Saved data entries
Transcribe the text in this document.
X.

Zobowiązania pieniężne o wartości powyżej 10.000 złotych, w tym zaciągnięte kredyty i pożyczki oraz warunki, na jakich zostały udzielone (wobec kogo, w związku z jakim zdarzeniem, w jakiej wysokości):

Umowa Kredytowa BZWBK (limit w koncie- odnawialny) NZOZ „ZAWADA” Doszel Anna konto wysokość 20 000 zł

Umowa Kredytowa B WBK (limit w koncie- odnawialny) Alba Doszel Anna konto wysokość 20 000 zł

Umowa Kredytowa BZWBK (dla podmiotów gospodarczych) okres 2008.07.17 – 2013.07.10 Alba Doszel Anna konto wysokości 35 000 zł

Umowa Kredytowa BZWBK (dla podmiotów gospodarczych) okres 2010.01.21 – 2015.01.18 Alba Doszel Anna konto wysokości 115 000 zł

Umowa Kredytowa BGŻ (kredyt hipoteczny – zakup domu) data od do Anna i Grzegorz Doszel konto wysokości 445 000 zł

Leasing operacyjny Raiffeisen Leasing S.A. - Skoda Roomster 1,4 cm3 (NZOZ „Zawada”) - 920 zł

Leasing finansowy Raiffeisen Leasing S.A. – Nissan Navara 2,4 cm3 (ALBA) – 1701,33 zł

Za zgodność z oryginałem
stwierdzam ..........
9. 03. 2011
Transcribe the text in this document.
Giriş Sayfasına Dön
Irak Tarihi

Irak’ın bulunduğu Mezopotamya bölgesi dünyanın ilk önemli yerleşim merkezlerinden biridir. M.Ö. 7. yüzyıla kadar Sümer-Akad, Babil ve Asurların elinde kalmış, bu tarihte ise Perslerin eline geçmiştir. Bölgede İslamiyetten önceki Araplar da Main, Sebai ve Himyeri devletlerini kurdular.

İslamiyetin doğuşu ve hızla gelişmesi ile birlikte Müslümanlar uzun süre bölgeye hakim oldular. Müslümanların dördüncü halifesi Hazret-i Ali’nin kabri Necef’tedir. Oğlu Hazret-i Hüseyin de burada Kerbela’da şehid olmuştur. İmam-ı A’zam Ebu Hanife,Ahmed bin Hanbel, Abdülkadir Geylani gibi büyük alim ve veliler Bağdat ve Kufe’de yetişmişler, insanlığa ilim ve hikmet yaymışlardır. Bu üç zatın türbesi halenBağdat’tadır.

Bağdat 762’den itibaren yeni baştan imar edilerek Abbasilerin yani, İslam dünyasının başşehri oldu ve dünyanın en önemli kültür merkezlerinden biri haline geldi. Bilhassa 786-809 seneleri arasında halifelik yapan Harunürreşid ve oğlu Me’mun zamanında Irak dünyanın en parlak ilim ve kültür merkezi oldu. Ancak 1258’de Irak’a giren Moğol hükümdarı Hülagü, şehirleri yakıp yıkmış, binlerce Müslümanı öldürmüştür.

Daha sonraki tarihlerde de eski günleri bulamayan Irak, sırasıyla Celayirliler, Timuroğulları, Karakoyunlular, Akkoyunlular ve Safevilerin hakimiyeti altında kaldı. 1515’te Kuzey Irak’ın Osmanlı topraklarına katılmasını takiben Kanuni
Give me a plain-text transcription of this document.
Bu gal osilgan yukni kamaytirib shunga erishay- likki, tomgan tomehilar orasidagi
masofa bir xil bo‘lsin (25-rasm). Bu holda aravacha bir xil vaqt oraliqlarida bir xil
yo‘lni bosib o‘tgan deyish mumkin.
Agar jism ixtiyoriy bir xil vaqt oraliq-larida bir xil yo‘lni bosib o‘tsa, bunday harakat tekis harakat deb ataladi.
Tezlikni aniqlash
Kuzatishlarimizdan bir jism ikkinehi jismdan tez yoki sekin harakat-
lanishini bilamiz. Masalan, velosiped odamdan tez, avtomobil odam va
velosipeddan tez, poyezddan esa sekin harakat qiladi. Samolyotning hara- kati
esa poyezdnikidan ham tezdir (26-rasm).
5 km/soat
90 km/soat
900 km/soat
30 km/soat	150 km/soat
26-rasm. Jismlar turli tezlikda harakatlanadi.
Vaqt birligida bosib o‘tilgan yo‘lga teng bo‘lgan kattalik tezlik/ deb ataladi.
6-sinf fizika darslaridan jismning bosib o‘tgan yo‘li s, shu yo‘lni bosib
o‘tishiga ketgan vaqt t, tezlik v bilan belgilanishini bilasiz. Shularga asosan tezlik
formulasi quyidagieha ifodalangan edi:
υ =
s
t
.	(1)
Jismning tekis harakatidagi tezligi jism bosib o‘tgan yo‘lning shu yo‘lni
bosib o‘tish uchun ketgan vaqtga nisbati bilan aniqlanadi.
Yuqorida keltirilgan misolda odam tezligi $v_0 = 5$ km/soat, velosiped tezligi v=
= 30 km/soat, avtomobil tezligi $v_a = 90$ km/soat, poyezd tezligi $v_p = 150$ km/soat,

#### Problem requirements
Transcribe the data. Leave every line exactly as it is.

#### The result
Transcribe the text in this document.
X.

Zobowiązania pieniężne o wartości powyżej 10.000 złotych, w tym zaciągnięte kredyty i pożyczki oraz warunki, na jakich zostały udzielone (wobec kogo, w związku z jakim zdarzeniem, w jakiej wysokości):

Umowa Kredytowa BZWBK (limit w koncie- odnawialny) NZOZ „ZAWADA” Doszel Anna konto wysokość 20 000 zł

Umowa Kredytowa B WBK (limit w koncie- odnawialny) Alba Doszel Anna konto wysokość 20 000 zł

Umowa Kredytowa BZWBK (dla podmiotów gospodarczych) okres 2008.07.17 – 2013.07.10 Alba Doszel Anna konto wysokości 35 000 zł

Umowa Kredytowa BZWBK (dla podmiotów gospodarczych) okres 2010.01.21 – 2015.01.18 Alba Doszel Anna konto wysokości 115 000 zł

Umowa Kredytowa BGŻ (kredyt hipoteczny – zakup domu) data od do Anna i Grzegorz Doszel konto wysokości 445 000 zł

Leasing operacyjny Raiffeisen Leasing S.A. - Skoda Roomster 1,4 cm3 (NZOZ „Zawada”) - 920 zł

Leasing finansowy Raiffeisen Leasing S.A. – Nissan Navara 2,4 cm3 (ALBA) – 1701,33 zł

Za zgodność z oryginałem
stwierdzam ..........
9. 03. 2011
Transcribe the text in this document.
Giriş Sayfasına Dön
Irak Tarihi

Irak’ın bulunduğu Mezopotamya bölgesi dünyanın ilk önemli yerleşim merkezlerinden biridir. M.Ö. 7. yüzyıla kadar Sümer-Akad, Babil ve Asurların elinde kalmış, bu tarihte ise Perslerin eline geçmiştir. Bölgede İslamiyetten önceki Araplar da Main, Sebai ve Himyeri devletlerini kurdular.

İslamiyetin doğuşu ve hızla gelişmesi ile birlikte Müslümanlar uzun süre bölgeye hakim oldular. Müslümanların dördüncü halifesi Hazret-i Ali’nin kabri Necef’tedir. Oğlu Hazret-i Hüseyin de burada Kerbela’da şehid olmuştur. İmam-ı A’zam Ebu Hanife,Ahmed bin Hanbel, Abdülkadir Geylani gibi büyük alim ve veliler Bağdat ve Kufe’de yetişmişler, insanlığa ilim ve hikmet yaymışlardır. Bu üç zatın türbesi halenBağdat’tadır.

Bağdat 762’den itibaren yeni baştan imar edilerek Abbasilerin yani, İslam dünyasının başşehri oldu ve dünyanın en önemli kültür merkezlerinden biri haline geldi. Bilhassa 786-809 seneleri arasında halifelik yapan Harunürreşid ve oğlu Me’mun zamanında Irak dünyanın en parlak ilim ve kültür merkezi oldu. Ancak 1258’de Irak’a giren Moğol hükümdarı Hülagü, şehirleri yakıp yıkmış, binlerce Müslümanı öldürmüştür.

Daha sonraki tarihlerde de eski günleri bulamayan Irak, sırasıyla Celayirliler, Timuroğulları, Karakoyunlular, Akkoyunlular ve Safevilerin hakimiyeti altında kaldı. 1515’te Kuzey Irak’ın Osmanlı topraklarına katılmasını takiben Kanuni
Give me a plain-text transcription of this document.
Bu gal osilgan yukni kamaytirib shunga erishay- likki, tomgan tomehilar orasidagi
masofa bir xil bo‘lsin (25-rasm). Bu holda aravacha bir xil vaqt oraliqlarida bir xil
yo‘lni bosib o‘tgan deyish mumkin.
Agar jism ixtiyoriy bir xil vaqt oraliq-larida bir xil yo‘lni bosib o‘tsa, bunday harakat tekis harakat deb ataladi.
Tezlikni aniqlash
Kuzatishlarimizdan bir jism ikkinehi jismdan tez yoki sekin harakat-
lanishini bilamiz. Masalan, velosiped odamdan tez, avtomobil odam va
velosipeddan tez, poyezddan esa sekin harakat qiladi. Samolyotning hara- kati
esa poyezdnikidan ham tezdir (26-rasm).
5 km/soat
90 km/soat
900 km/soat
30 km/soat	150 km/soat
26-rasm. Jismlar turli tezlikda harakatlanadi.
Vaqt birligida bosib o‘tilgan yo‘lga teng bo‘lgan kattalik tezlik/ deb ataladi.
6-sinf fizika darslaridan jismning bosib o‘tgan yo‘li s, shu yo‘lni bosib
o‘tishiga ketgan vaqt t, tezlik v bilan belgilanishini bilasiz. Shularga asosan tezlik
formulasi quyidagieha ifodalangan edi:
υ =
s
t
.	(1)
Jismning tekis harakatidagi tezligi jism bosib o‘tgan yo‘lning shu yo‘lni
bosib o‘tish uchun ketgan vaqtga nisbati bilan aniqlanadi.
Yuqorida keltirilgan misolda odam tezligi $v_0 = 5$ km/soat, velosiped tezligi v=
= 30 km/soat, avtomobil tezligi $v_a = 90$ km/soat, poyezd tezligi $v_p = 150$ km/soat,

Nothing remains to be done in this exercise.